> **Stated goal**:
Gather all lines with the word "Enter" in them.

(Records from a collection)
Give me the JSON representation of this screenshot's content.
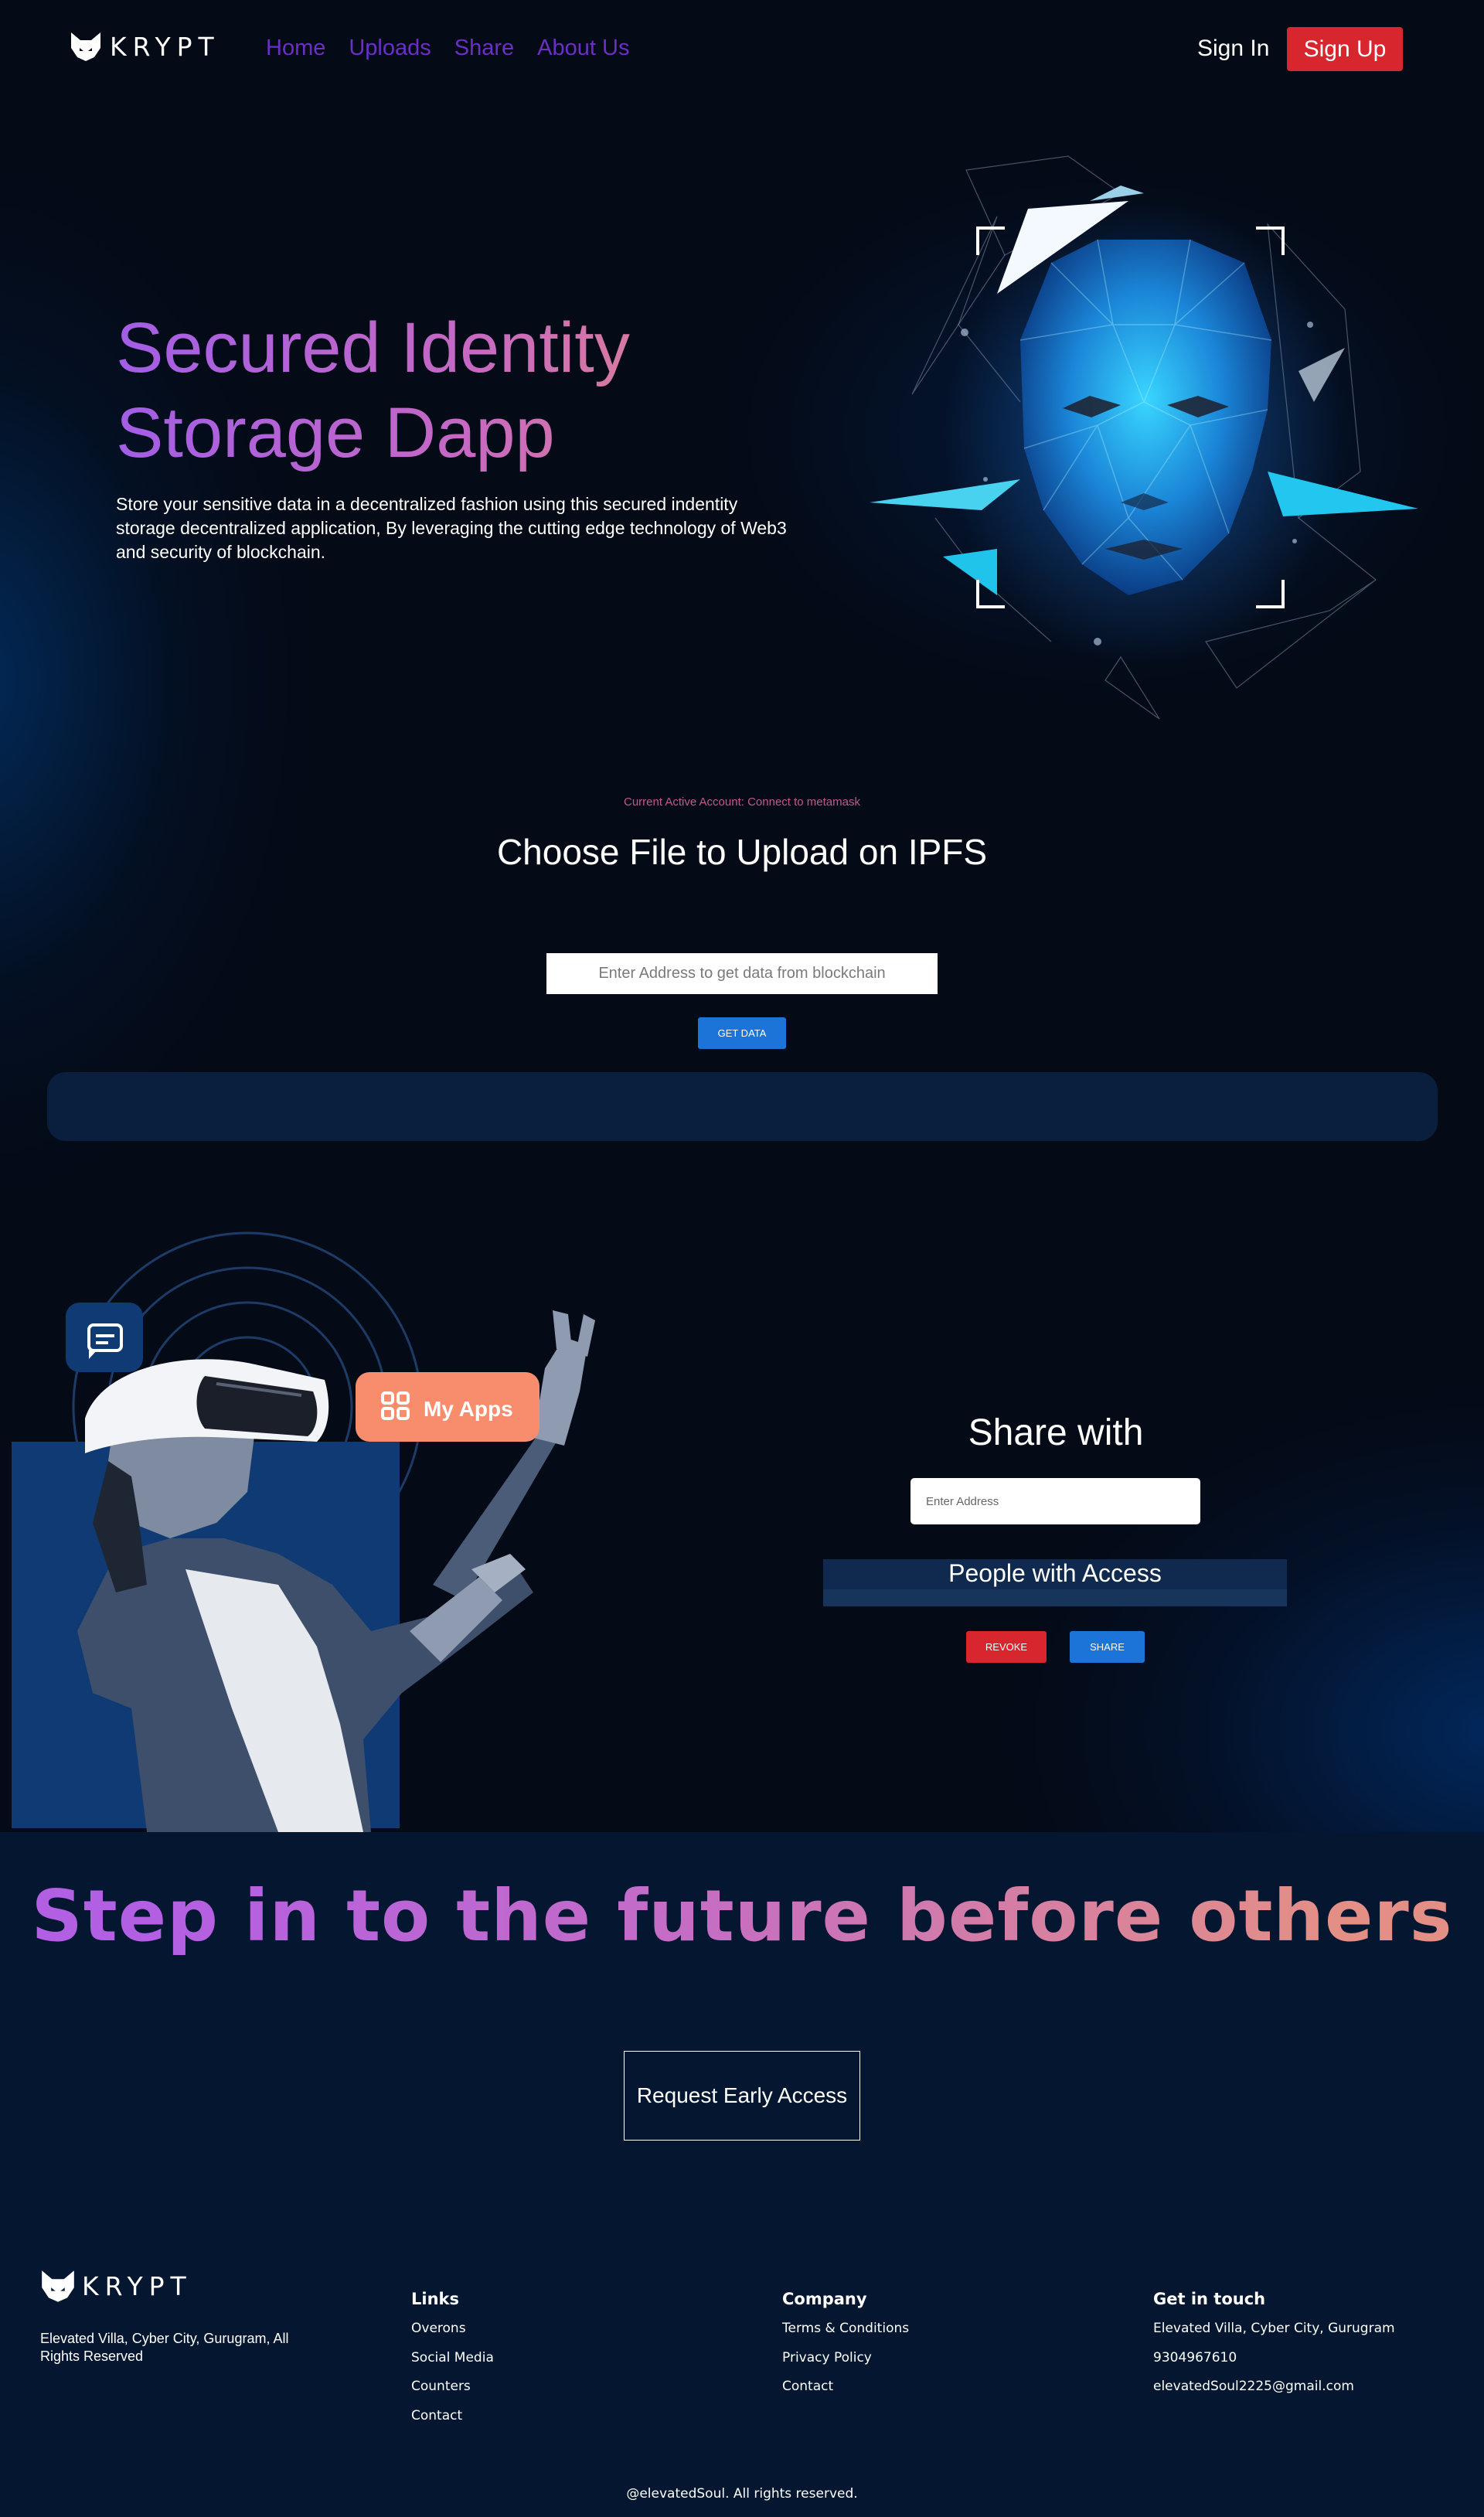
{
  "brand": {
    "name": "KRYPT"
  },
  "nav": {
    "links": [
      "Home",
      "Uploads",
      "Share",
      "About Us"
    ],
    "signin": "Sign In",
    "signup": "Sign Up"
  },
  "hero": {
    "title": "Secured Identity Storage Dapp",
    "description": "Store your sensitive data in a decentralized fashion using this secured indentity storage decentralized application, By leveraging the cutting edge technology of Web3 and security of blockchain."
  },
  "upload": {
    "account_line": "Current Active Account: Connect to metamask",
    "title": "Choose File to Upload on IPFS",
    "address_placeholder": "Enter Address to get data from blockchain",
    "get_data_label": "GET DATA"
  },
  "illustration": {
    "apps_label": "My Apps"
  },
  "share": {
    "title": "Share with",
    "input_placeholder": "Enter Address",
    "access_title": "People with Access",
    "revoke_label": "REVOKE",
    "share_label": "SHARE"
  },
  "cta": {
    "title": "Step in to the future before others",
    "button_label": "Request Early Access"
  },
  "footer": {
    "address": "Elevated Villa, Cyber City, Gurugram, All Rights Reserved",
    "columns": [
      {
        "heading": "Links",
        "items": [
          "Overons",
          "Social Media",
          "Counters",
          "Contact"
        ]
      },
      {
        "heading": "Company",
        "items": [
          "Terms & Conditions",
          "Privacy Policy",
          "Contact"
        ]
      },
      {
        "heading": "Get in touch",
        "items": [
          "Elevated Villa, Cyber City, Gurugram",
          "9304967610",
          "elevatedSoul2225@gmail.com"
        ]
      }
    ],
    "copyright": "@elevatedSoul. All rights reserved."
  },
  "colors": {
    "background": "#040a16",
    "nav_link": "#6b2fc6",
    "signup": "#d8262f",
    "button_blue": "#1c74d8",
    "panel": "#0a1f3e",
    "apps_badge": "#f88d6d",
    "cta_band": "#041630"
  }
}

> **Solution to this exercise**:
    "address_placeholder": "Enter Address to get data from blockchain",
    "input_placeholder": "Enter Address",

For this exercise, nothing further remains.